**THE PROBLEM**.
Go through the listing and copy each line with the string "Next".

***** GIVEN RECORDS *****

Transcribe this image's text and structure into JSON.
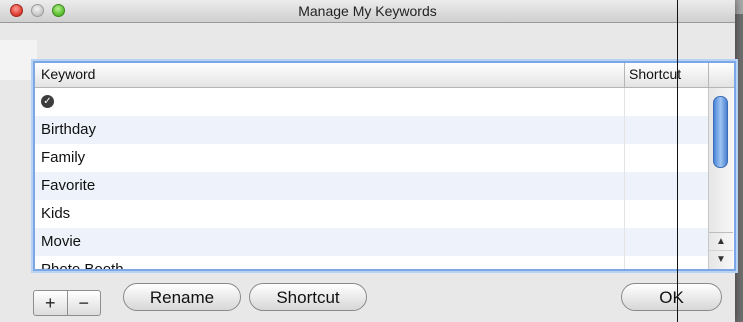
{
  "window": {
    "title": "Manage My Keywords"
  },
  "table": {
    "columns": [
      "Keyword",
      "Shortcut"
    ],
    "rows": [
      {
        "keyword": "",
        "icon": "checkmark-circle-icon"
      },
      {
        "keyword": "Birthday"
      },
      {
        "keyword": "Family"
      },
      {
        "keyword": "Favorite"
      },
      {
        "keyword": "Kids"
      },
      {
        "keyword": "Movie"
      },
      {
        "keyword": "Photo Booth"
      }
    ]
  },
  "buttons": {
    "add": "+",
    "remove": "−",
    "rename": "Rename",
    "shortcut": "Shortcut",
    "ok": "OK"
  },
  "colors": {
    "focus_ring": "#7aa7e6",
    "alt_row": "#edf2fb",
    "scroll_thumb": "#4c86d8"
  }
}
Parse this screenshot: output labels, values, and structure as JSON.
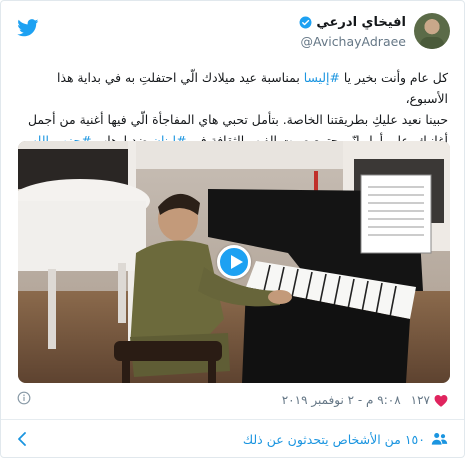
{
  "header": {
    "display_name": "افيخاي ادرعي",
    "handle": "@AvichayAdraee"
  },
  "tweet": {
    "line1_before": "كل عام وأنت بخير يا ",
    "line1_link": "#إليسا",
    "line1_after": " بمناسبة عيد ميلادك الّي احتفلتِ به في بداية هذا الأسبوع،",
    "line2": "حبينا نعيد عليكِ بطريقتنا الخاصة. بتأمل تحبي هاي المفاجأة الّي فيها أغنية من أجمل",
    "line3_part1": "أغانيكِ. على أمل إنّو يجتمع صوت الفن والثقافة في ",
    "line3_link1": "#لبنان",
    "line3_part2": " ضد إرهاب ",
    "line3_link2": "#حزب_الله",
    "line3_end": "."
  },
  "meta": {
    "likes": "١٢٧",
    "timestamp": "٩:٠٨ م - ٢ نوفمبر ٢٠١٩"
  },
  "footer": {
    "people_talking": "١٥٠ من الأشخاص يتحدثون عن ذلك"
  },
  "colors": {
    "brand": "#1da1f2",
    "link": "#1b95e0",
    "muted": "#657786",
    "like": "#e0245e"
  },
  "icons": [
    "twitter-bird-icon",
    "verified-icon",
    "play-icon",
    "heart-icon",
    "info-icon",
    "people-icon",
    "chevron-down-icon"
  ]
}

*****
***** GIVEN RECORDS *****

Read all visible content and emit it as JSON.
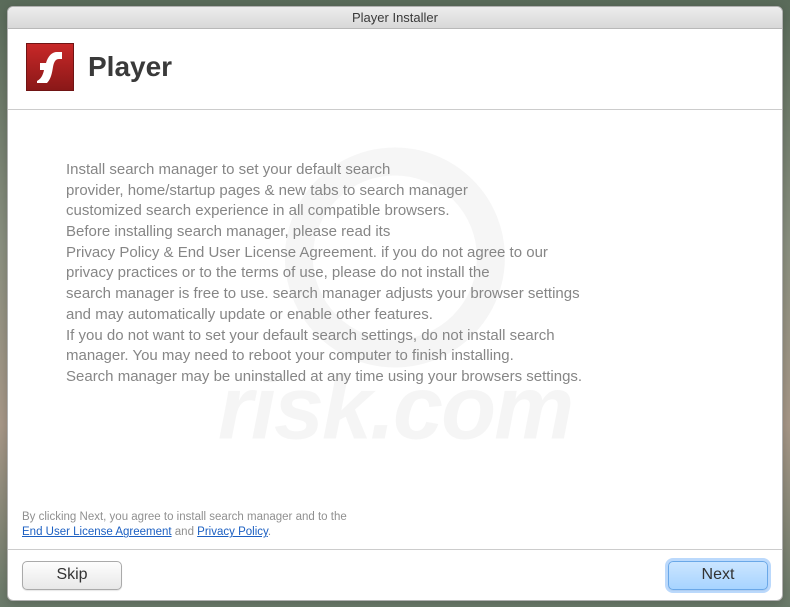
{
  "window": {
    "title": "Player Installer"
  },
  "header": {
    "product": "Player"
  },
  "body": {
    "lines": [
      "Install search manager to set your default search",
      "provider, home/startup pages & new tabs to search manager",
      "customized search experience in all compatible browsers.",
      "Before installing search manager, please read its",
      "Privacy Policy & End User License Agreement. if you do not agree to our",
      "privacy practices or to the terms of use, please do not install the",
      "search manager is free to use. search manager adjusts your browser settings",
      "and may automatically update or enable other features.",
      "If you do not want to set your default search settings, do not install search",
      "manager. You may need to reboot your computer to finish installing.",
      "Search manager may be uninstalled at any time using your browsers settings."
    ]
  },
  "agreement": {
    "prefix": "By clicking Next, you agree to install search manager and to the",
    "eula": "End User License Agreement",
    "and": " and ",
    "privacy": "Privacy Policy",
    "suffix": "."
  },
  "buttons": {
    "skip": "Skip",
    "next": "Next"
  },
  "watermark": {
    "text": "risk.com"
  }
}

*****

**SOLUTION TO THIS PROBLEM**.
    "prefix": "By clicking Next, you agree to install search manager and to the",
    "next": "Next"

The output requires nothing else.